(Collected data)
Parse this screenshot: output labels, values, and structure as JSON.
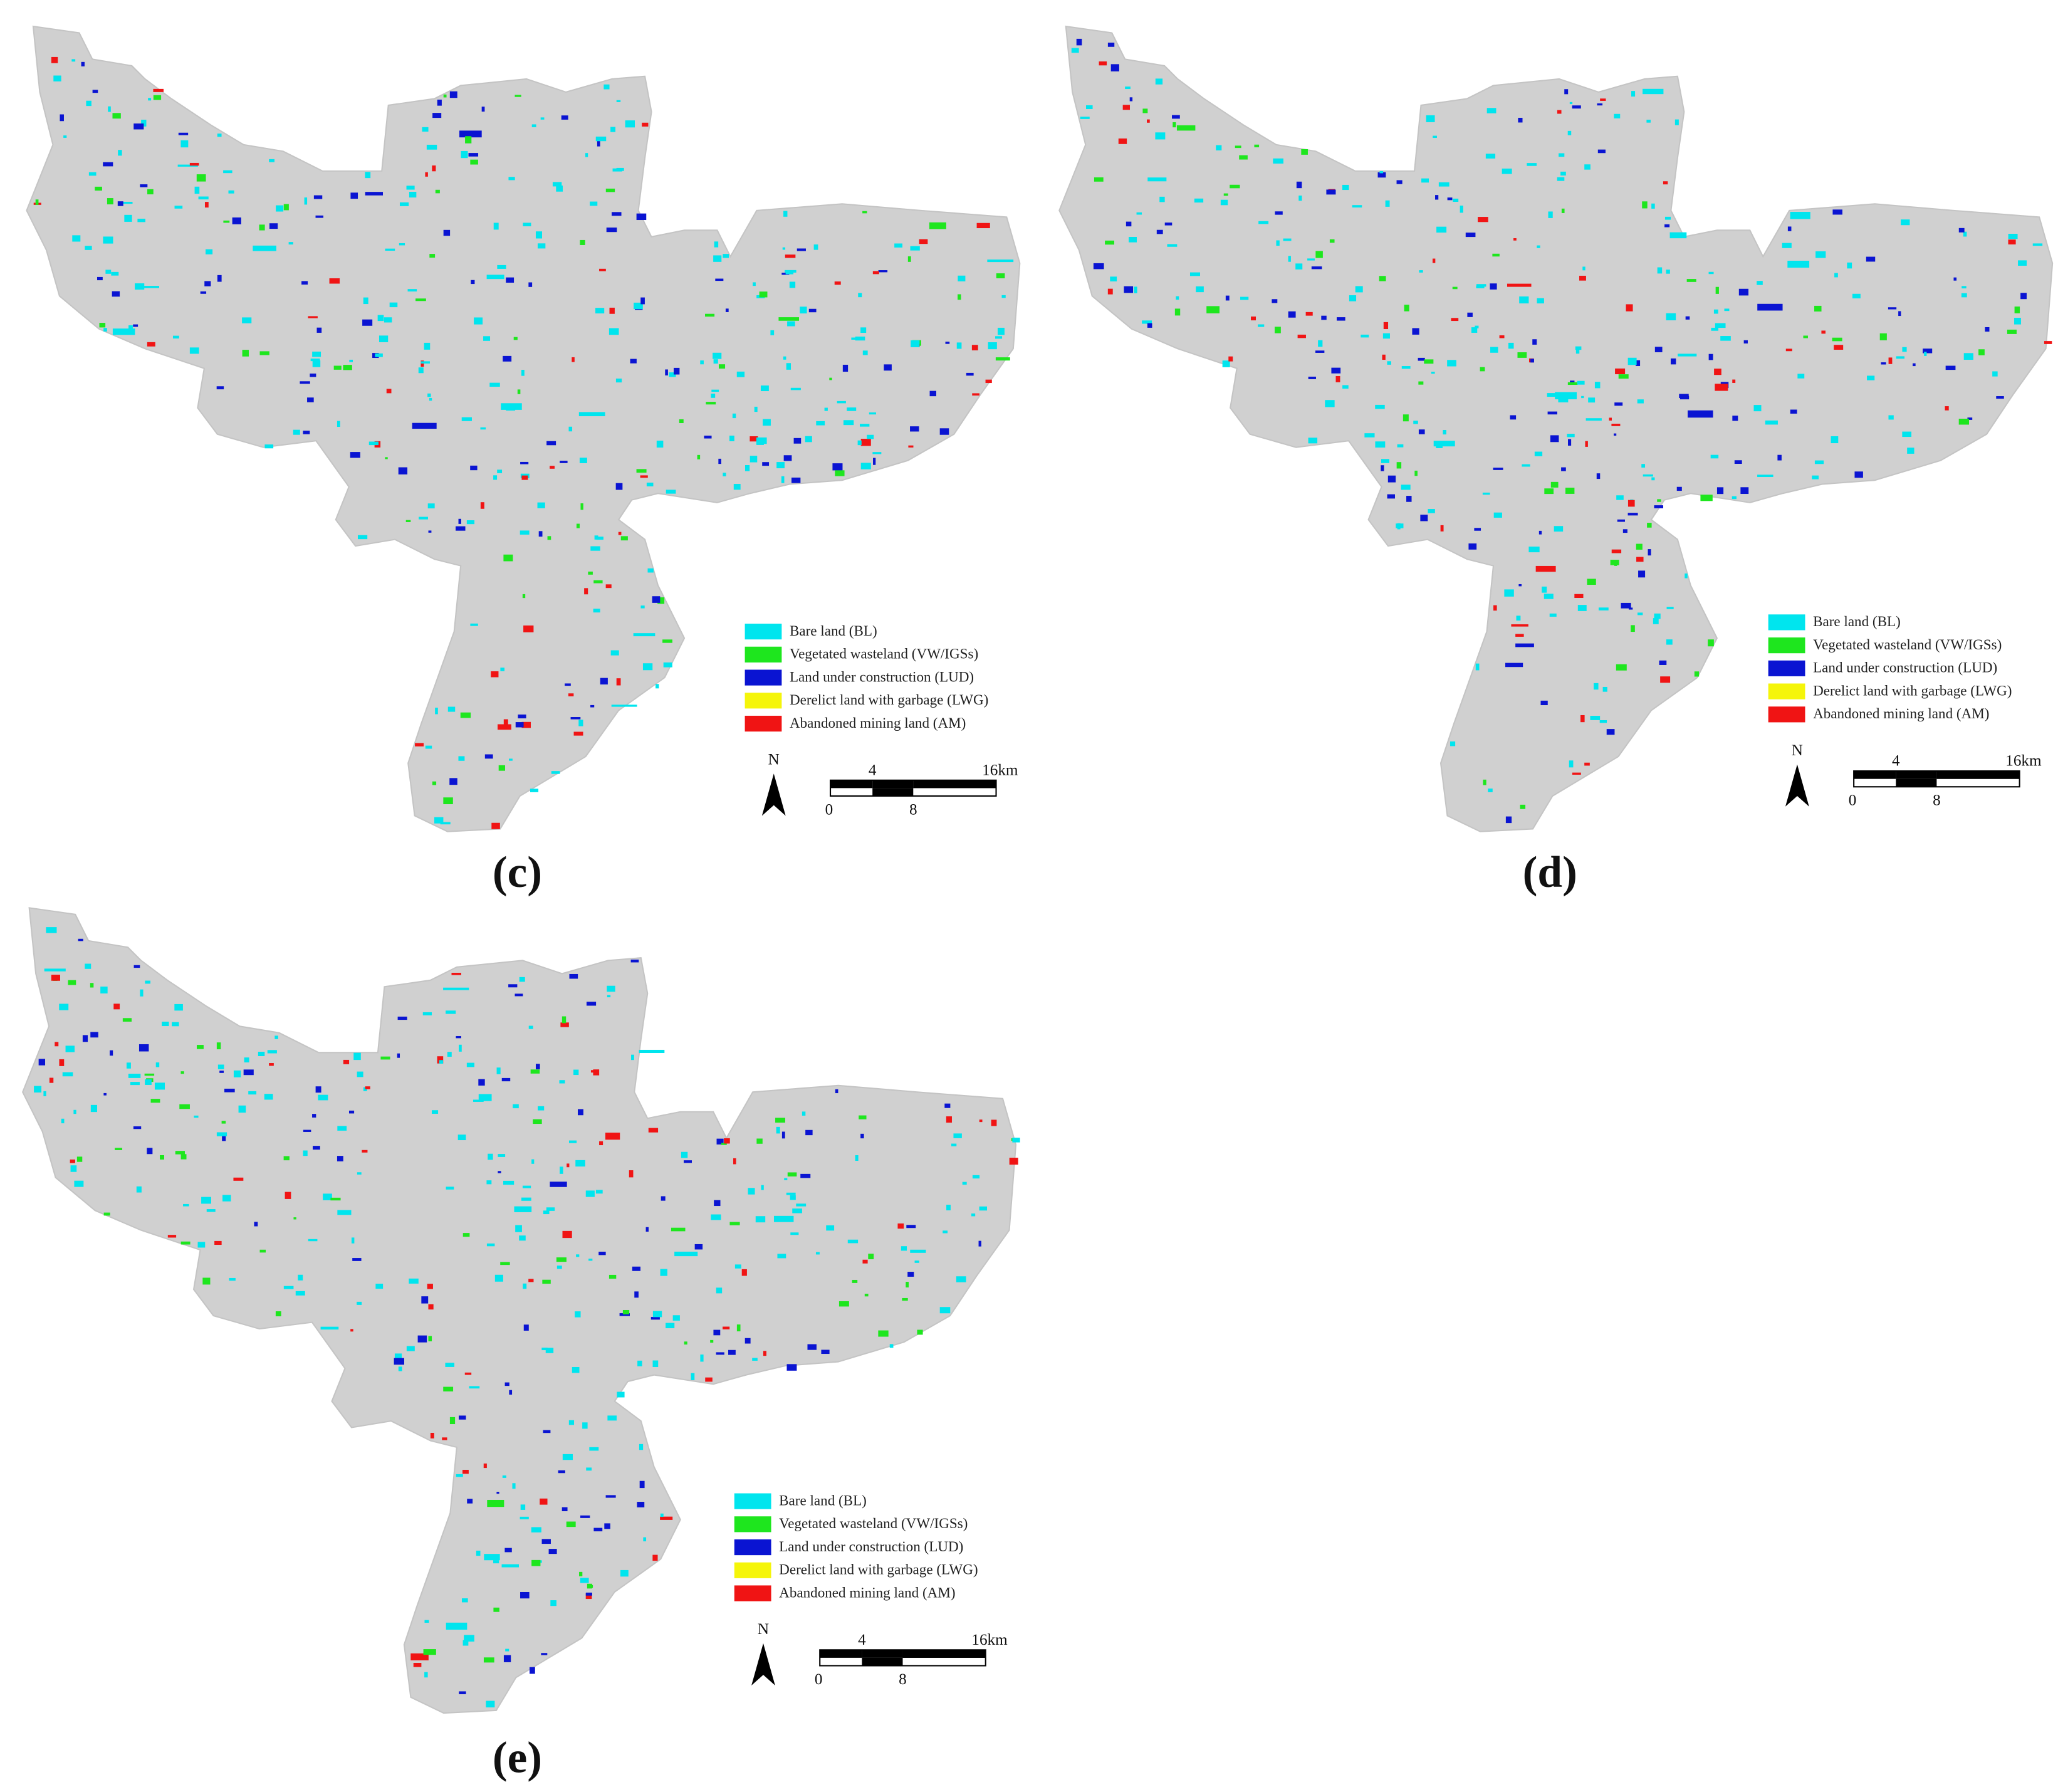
{
  "panels": [
    {
      "label": "(c)",
      "north": "N",
      "legend": [
        {
          "text": "Bare land (BL)",
          "color": "#00e5ee"
        },
        {
          "text": "Vegetated wasteland (VW/IGSs)",
          "color": "#1ee61e"
        },
        {
          "text": "Land under construction (LUD)",
          "color": "#0a14d2"
        },
        {
          "text": "Derelict land with garbage (LWG)",
          "color": "#f5f50a"
        },
        {
          "text": "Abandoned mining land (AM)",
          "color": "#f01414"
        }
      ],
      "scale_top": [
        "4",
        "16km"
      ],
      "scale_bottom": [
        "0",
        "8"
      ]
    },
    {
      "label": "(d)",
      "north": "N",
      "legend": [
        {
          "text": "Bare land (BL)",
          "color": "#00e5ee"
        },
        {
          "text": "Vegetated wasteland (VW/IGSs)",
          "color": "#1ee61e"
        },
        {
          "text": "Land under construction (LUD)",
          "color": "#0a14d2"
        },
        {
          "text": "Derelict land with garbage (LWG)",
          "color": "#f5f50a"
        },
        {
          "text": "Abandoned mining land (AM)",
          "color": "#f01414"
        }
      ],
      "scale_top": [
        "4",
        "16km"
      ],
      "scale_bottom": [
        "0",
        "8"
      ]
    },
    {
      "label": "(e)",
      "north": "N",
      "legend": [
        {
          "text": "Bare land (BL)",
          "color": "#00e5ee"
        },
        {
          "text": "Vegetated wasteland (VW/IGSs)",
          "color": "#1ee61e"
        },
        {
          "text": "Land under construction (LUD)",
          "color": "#0a14d2"
        },
        {
          "text": "Derelict land with garbage (LWG)",
          "color": "#f5f50a"
        },
        {
          "text": "Abandoned mining land (AM)",
          "color": "#f01414"
        }
      ],
      "scale_top": [
        "4",
        "16km"
      ],
      "scale_bottom": [
        "0",
        "8"
      ]
    }
  ]
}
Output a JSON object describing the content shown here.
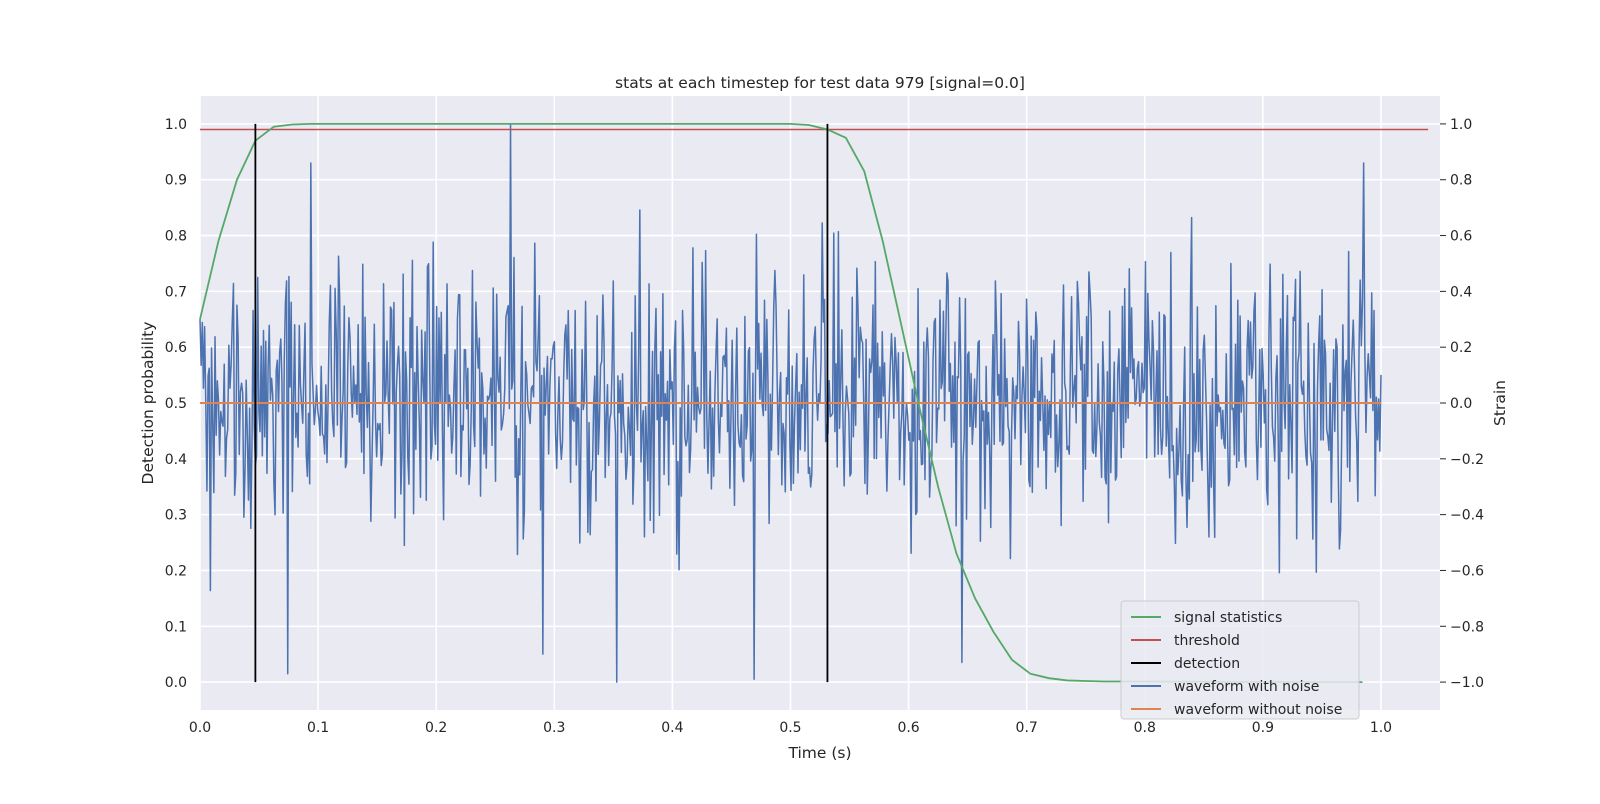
{
  "chart_data": {
    "type": "line",
    "title": "stats at each timestep for test data 979 [signal=0.0]",
    "xlabel": "Time (s)",
    "ylabel_left": "Detection probability",
    "ylabel_right": "Strain",
    "xlim": [
      0.0,
      1.05
    ],
    "ylim_left": [
      -0.05,
      1.05
    ],
    "ylim_right": [
      -1.1,
      1.1
    ],
    "x_ticks": [
      "0.0",
      "0.1",
      "0.2",
      "0.3",
      "0.4",
      "0.5",
      "0.6",
      "0.7",
      "0.8",
      "0.9",
      "1.0"
    ],
    "y_ticks_left": [
      "0.0",
      "0.1",
      "0.2",
      "0.3",
      "0.4",
      "0.5",
      "0.6",
      "0.7",
      "0.8",
      "0.9",
      "1.0"
    ],
    "y_ticks_right": [
      "−1.0",
      "−0.8",
      "−0.6",
      "−0.4",
      "−0.2",
      "0.0",
      "0.2",
      "0.4",
      "0.6",
      "0.8",
      "1.0"
    ],
    "grid": true,
    "legend_position": "lower-right",
    "colors": {
      "background": "#eaeaf2",
      "grid": "#ffffff",
      "signal_statistics": "#55a868",
      "threshold": "#c44e52",
      "detection": "#000000",
      "waveform_with_noise": "#4c72b0",
      "waveform_without_noise": "#dd8452"
    },
    "series": [
      {
        "name": "signal statistics",
        "axis": "left",
        "x": [
          0.0,
          0.0156,
          0.0313,
          0.0469,
          0.0625,
          0.0781,
          0.0938,
          0.1094,
          0.125,
          0.25,
          0.375,
          0.5,
          0.5156,
          0.5313,
          0.5469,
          0.5625,
          0.5781,
          0.5938,
          0.6094,
          0.625,
          0.6406,
          0.6563,
          0.6719,
          0.6875,
          0.7031,
          0.7188,
          0.7344,
          0.75,
          0.7656,
          0.7813,
          0.8,
          0.9,
          0.9844
        ],
        "y": [
          0.65,
          0.79,
          0.9,
          0.97,
          0.995,
          0.999,
          1.0,
          1.0,
          1.0,
          1.0,
          1.0,
          1.0,
          0.998,
          0.99,
          0.975,
          0.915,
          0.79,
          0.64,
          0.49,
          0.35,
          0.23,
          0.15,
          0.09,
          0.04,
          0.015,
          0.007,
          0.003,
          0.002,
          0.001,
          0.001,
          0.001,
          0.0,
          0.0
        ]
      },
      {
        "name": "threshold",
        "axis": "left",
        "x": [
          0.0,
          1.04
        ],
        "y": [
          0.99,
          0.99
        ]
      },
      {
        "name": "detection",
        "axis": "left",
        "x": [
          0.0469,
          0.5313
        ],
        "y_range": [
          0.0,
          1.0
        ]
      },
      {
        "name": "waveform with noise",
        "axis": "right",
        "x_range": [
          0.0,
          1.0
        ],
        "n_samples": 1024,
        "spot_values": [
          {
            "x": 0.0,
            "y": 0.3
          },
          {
            "x": 0.074,
            "y": -0.97
          },
          {
            "x": 0.094,
            "y": 0.86
          },
          {
            "x": 0.2625,
            "y": 1.0
          },
          {
            "x": 0.29,
            "y": -0.9
          },
          {
            "x": 0.3525,
            "y": -1.0
          },
          {
            "x": 0.469,
            "y": -0.99
          },
          {
            "x": 0.645,
            "y": -0.93
          },
          {
            "x": 0.985,
            "y": 0.86
          }
        ],
        "y_range": [
          -1.0,
          1.0
        ]
      },
      {
        "name": "waveform without noise",
        "axis": "right",
        "x": [
          0.0,
          1.0
        ],
        "y": [
          0.0,
          0.0
        ]
      }
    ]
  }
}
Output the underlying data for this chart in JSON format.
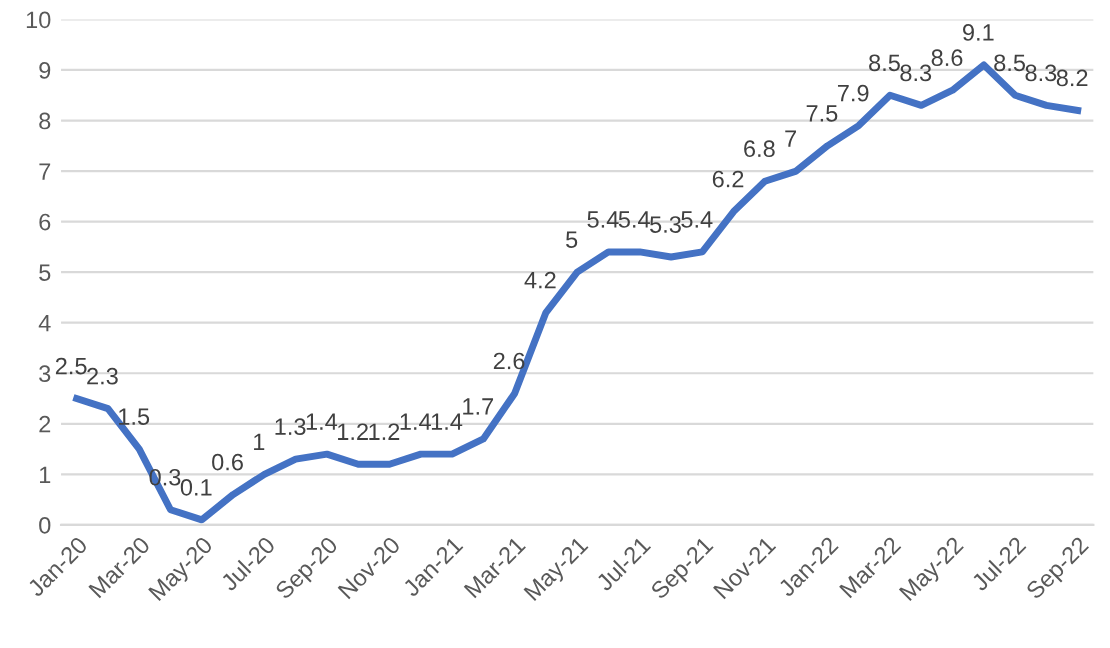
{
  "chart_data": {
    "type": "line",
    "categories": [
      "Jan-20",
      null,
      "Mar-20",
      null,
      "May-20",
      null,
      "Jul-20",
      null,
      "Sep-20",
      null,
      "Nov-20",
      null,
      "Jan-21",
      null,
      "Mar-21",
      null,
      "May-21",
      null,
      "Jul-21",
      null,
      "Sep-21",
      null,
      "Nov-21",
      null,
      "Jan-22",
      null,
      "Mar-22",
      null,
      "May-22",
      null,
      "Jul-22",
      null,
      "Sep-22"
    ],
    "series": [
      {
        "color": "#4472c4",
        "values": [
          2.5,
          2.3,
          1.5,
          0.3,
          0.1,
          0.6,
          1,
          1.3,
          1.4,
          1.2,
          1.2,
          1.4,
          1.4,
          1.7,
          2.6,
          4.2,
          5,
          5.4,
          5.4,
          5.3,
          5.4,
          6.2,
          6.8,
          7,
          7.5,
          7.9,
          8.5,
          8.3,
          8.6,
          9.1,
          8.5,
          8.3,
          8.2
        ]
      }
    ],
    "ylim": [
      0,
      10
    ],
    "yticks": [
      0,
      1,
      2,
      3,
      4,
      5,
      6,
      7,
      8,
      9,
      10
    ],
    "grid": "y",
    "data_labels": true,
    "legend": false,
    "marker": "none",
    "line_style": "solid"
  }
}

● AIM OF THE TASK
Retype every entry verbatim and exclude the pictures from the copy.

● ANSWER FOR THIS EXERCISE
Parse this screenshot: output labels, values, and structure as JSON.
{
  "panels": [
    {
      "label": "(c)",
      "north": "N",
      "legend": [
        {
          "text": "Bare land (BL)",
          "color": "#00e5ee"
        },
        {
          "text": "Vegetated wasteland (VW/IGSs)",
          "color": "#1ee61e"
        },
        {
          "text": "Land under construction (LUD)",
          "color": "#0a14d2"
        },
        {
          "text": "Derelict land with garbage (LWG)",
          "color": "#f5f50a"
        },
        {
          "text": "Abandoned mining land (AM)",
          "color": "#f01414"
        }
      ],
      "scale_top": [
        "4",
        "16km"
      ],
      "scale_bottom": [
        "0",
        "8"
      ]
    },
    {
      "label": "(d)",
      "north": "N",
      "legend": [
        {
          "text": "Bare land (BL)",
          "color": "#00e5ee"
        },
        {
          "text": "Vegetated wasteland (VW/IGSs)",
          "color": "#1ee61e"
        },
        {
          "text": "Land under construction (LUD)",
          "color": "#0a14d2"
        },
        {
          "text": "Derelict land with garbage (LWG)",
          "color": "#f5f50a"
        },
        {
          "text": "Abandoned mining land (AM)",
          "color": "#f01414"
        }
      ],
      "scale_top": [
        "4",
        "16km"
      ],
      "scale_bottom": [
        "0",
        "8"
      ]
    },
    {
      "label": "(e)",
      "north": "N",
      "legend": [
        {
          "text": "Bare land (BL)",
          "color": "#00e5ee"
        },
        {
          "text": "Vegetated wasteland (VW/IGSs)",
          "color": "#1ee61e"
        },
        {
          "text": "Land under construction (LUD)",
          "color": "#0a14d2"
        },
        {
          "text": "Derelict land with garbage (LWG)",
          "color": "#f5f50a"
        },
        {
          "text": "Abandoned mining land (AM)",
          "color": "#f01414"
        }
      ],
      "scale_top": [
        "4",
        "16km"
      ],
      "scale_bottom": [
        "0",
        "8"
      ]
    }
  ]
}
Output a JSON object describing the content shown here.
{
  "chart_data": {
    "type": "line",
    "title": "stats at each timestep for test data 979 [signal=0.0]",
    "xlabel": "Time (s)",
    "ylabel_left": "Detection probability",
    "ylabel_right": "Strain",
    "xlim": [
      0.0,
      1.05
    ],
    "ylim_left": [
      -0.05,
      1.05
    ],
    "ylim_right": [
      -1.1,
      1.1
    ],
    "x_ticks": [
      "0.0",
      "0.1",
      "0.2",
      "0.3",
      "0.4",
      "0.5",
      "0.6",
      "0.7",
      "0.8",
      "0.9",
      "1.0"
    ],
    "y_ticks_left": [
      "0.0",
      "0.1",
      "0.2",
      "0.3",
      "0.4",
      "0.5",
      "0.6",
      "0.7",
      "0.8",
      "0.9",
      "1.0"
    ],
    "y_ticks_right": [
      "−1.0",
      "−0.8",
      "−0.6",
      "−0.4",
      "−0.2",
      "0.0",
      "0.2",
      "0.4",
      "0.6",
      "0.8",
      "1.0"
    ],
    "grid": true,
    "legend_position": "lower-right",
    "colors": {
      "background": "#eaeaf2",
      "grid": "#ffffff",
      "signal_statistics": "#55a868",
      "threshold": "#c44e52",
      "detection": "#000000",
      "waveform_with_noise": "#4c72b0",
      "waveform_without_noise": "#dd8452"
    },
    "series": [
      {
        "name": "signal statistics",
        "axis": "left",
        "x": [
          0.0,
          0.0156,
          0.0313,
          0.0469,
          0.0625,
          0.0781,
          0.0938,
          0.1094,
          0.125,
          0.25,
          0.375,
          0.5,
          0.5156,
          0.5313,
          0.5469,
          0.5625,
          0.5781,
          0.5938,
          0.6094,
          0.625,
          0.6406,
          0.6563,
          0.6719,
          0.6875,
          0.7031,
          0.7188,
          0.7344,
          0.75,
          0.7656,
          0.7813,
          0.8,
          0.9,
          0.9844
        ],
        "y": [
          0.65,
          0.79,
          0.9,
          0.97,
          0.995,
          0.999,
          1.0,
          1.0,
          1.0,
          1.0,
          1.0,
          1.0,
          0.998,
          0.99,
          0.975,
          0.915,
          0.79,
          0.64,
          0.49,
          0.35,
          0.23,
          0.15,
          0.09,
          0.04,
          0.015,
          0.007,
          0.003,
          0.002,
          0.001,
          0.001,
          0.001,
          0.0,
          0.0
        ]
      },
      {
        "name": "threshold",
        "axis": "left",
        "x": [
          0.0,
          1.04
        ],
        "y": [
          0.99,
          0.99
        ]
      },
      {
        "name": "detection",
        "axis": "left",
        "x": [
          0.0469,
          0.5313
        ],
        "y_range": [
          0.0,
          1.0
        ]
      },
      {
        "name": "waveform with noise",
        "axis": "right",
        "x_range": [
          0.0,
          1.0
        ],
        "n_samples": 1024,
        "spot_values": [
          {
            "x": 0.0,
            "y": 0.3
          },
          {
            "x": 0.074,
            "y": -0.97
          },
          {
            "x": 0.094,
            "y": 0.86
          },
          {
            "x": 0.2625,
            "y": 1.0
          },
          {
            "x": 0.29,
            "y": -0.9
          },
          {
            "x": 0.3525,
            "y": -1.0
          },
          {
            "x": 0.469,
            "y": -0.99
          },
          {
            "x": 0.645,
            "y": -0.93
          },
          {
            "x": 0.985,
            "y": 0.86
          }
        ],
        "y_range": [
          -1.0,
          1.0
        ]
      },
      {
        "name": "waveform without noise",
        "axis": "right",
        "x": [
          0.0,
          1.0
        ],
        "y": [
          0.0,
          0.0
        ]
      }
    ]
  }
}
Output the underlying data for this chart in JSON format.
{
  "chart_data": {
    "type": "line",
    "categories": [
      "Jan-20",
      null,
      "Mar-20",
      null,
      "May-20",
      null,
      "Jul-20",
      null,
      "Sep-20",
      null,
      "Nov-20",
      null,
      "Jan-21",
      null,
      "Mar-21",
      null,
      "May-21",
      null,
      "Jul-21",
      null,
      "Sep-21",
      null,
      "Nov-21",
      null,
      "Jan-22",
      null,
      "Mar-22",
      null,
      "May-22",
      null,
      "Jul-22",
      null,
      "Sep-22"
    ],
    "series": [
      {
        "color": "#4472c4",
        "values": [
          2.5,
          2.3,
          1.5,
          0.3,
          0.1,
          0.6,
          1,
          1.3,
          1.4,
          1.2,
          1.2,
          1.4,
          1.4,
          1.7,
          2.6,
          4.2,
          5,
          5.4,
          5.4,
          5.3,
          5.4,
          6.2,
          6.8,
          7,
          7.5,
          7.9,
          8.5,
          8.3,
          8.6,
          9.1,
          8.5,
          8.3,
          8.2
        ]
      }
    ],
    "ylim": [
      0,
      10
    ],
    "yticks": [
      0,
      1,
      2,
      3,
      4,
      5,
      6,
      7,
      8,
      9,
      10
    ],
    "grid": "y",
    "data_labels": true,
    "legend": false,
    "marker": "none",
    "line_style": "solid"
  }
}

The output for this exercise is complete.